(Short exercise) Give every entry again, word for word and in full.

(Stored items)

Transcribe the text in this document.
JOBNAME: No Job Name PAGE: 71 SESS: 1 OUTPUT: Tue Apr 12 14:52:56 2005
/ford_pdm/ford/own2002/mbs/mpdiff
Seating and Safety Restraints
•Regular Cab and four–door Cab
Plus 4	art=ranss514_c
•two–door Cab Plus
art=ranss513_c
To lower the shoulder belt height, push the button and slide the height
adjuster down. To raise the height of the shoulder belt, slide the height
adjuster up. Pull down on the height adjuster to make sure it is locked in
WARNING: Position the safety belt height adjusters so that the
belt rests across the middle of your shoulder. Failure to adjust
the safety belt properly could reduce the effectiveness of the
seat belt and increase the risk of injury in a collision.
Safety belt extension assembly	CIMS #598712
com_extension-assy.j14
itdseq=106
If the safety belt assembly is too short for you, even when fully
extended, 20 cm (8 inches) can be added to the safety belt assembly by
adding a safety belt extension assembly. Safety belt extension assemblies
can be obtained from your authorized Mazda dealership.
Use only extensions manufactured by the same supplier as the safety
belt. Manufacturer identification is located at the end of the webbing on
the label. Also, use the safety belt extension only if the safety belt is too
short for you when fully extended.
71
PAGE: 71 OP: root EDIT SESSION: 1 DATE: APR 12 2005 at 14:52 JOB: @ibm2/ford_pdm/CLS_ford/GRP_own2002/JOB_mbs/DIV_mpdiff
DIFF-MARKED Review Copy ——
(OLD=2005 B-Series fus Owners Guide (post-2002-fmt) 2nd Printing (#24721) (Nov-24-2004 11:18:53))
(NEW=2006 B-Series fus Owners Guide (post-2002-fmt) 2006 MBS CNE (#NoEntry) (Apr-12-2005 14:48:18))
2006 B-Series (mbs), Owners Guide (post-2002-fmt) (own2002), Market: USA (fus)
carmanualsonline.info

(Problem solution)
Transcribe the text in this document.
JOBNAME: No Job Name PAGE: 71 SESS: 1 OUTPUT: Tue Apr 12 14:52:56 2005
/ford_pdm/ford/own2002/mbs/mpdiff
Seating and Safety Restraints
•Regular Cab and four–door Cab
Plus 4	art=ranss514_c
•two–door Cab Plus
art=ranss513_c
To lower the shoulder belt height, push the button and slide the height
adjuster down. To raise the height of the shoulder belt, slide the height
adjuster up. Pull down on the height adjuster to make sure it is locked in
WARNING: Position the safety belt height adjusters so that the
belt rests across the middle of your shoulder. Failure to adjust
the safety belt properly could reduce the effectiveness of the
seat belt and increase the risk of injury in a collision.
Safety belt extension assembly	CIMS #598712
com_extension-assy.j14
itdseq=106
If the safety belt assembly is too short for you, even when fully
extended, 20 cm (8 inches) can be added to the safety belt assembly by
adding a safety belt extension assembly. Safety belt extension assemblies
can be obtained from your authorized Mazda dealership.
Use only extensions manufactured by the same supplier as the safety
belt. Manufacturer identification is located at the end of the webbing on
the label. Also, use the safety belt extension only if the safety belt is too
short for you when fully extended.
71
PAGE: 71 OP: root EDIT SESSION: 1 DATE: APR 12 2005 at 14:52 JOB: @ibm2/ford_pdm/CLS_ford/GRP_own2002/JOB_mbs/DIV_mpdiff
DIFF-MARKED Review Copy ——
(OLD=2005 B-Series fus Owners Guide (post-2002-fmt) 2nd Printing (#24721) (Nov-24-2004 11:18:53))
(NEW=2006 B-Series fus Owners Guide (post-2002-fmt) 2006 MBS CNE (#NoEntry) (Apr-12-2005 14:48:18))
2006 B-Series (mbs), Owners Guide (post-2002-fmt) (own2002), Market: USA (fus)
carmanualsonline.info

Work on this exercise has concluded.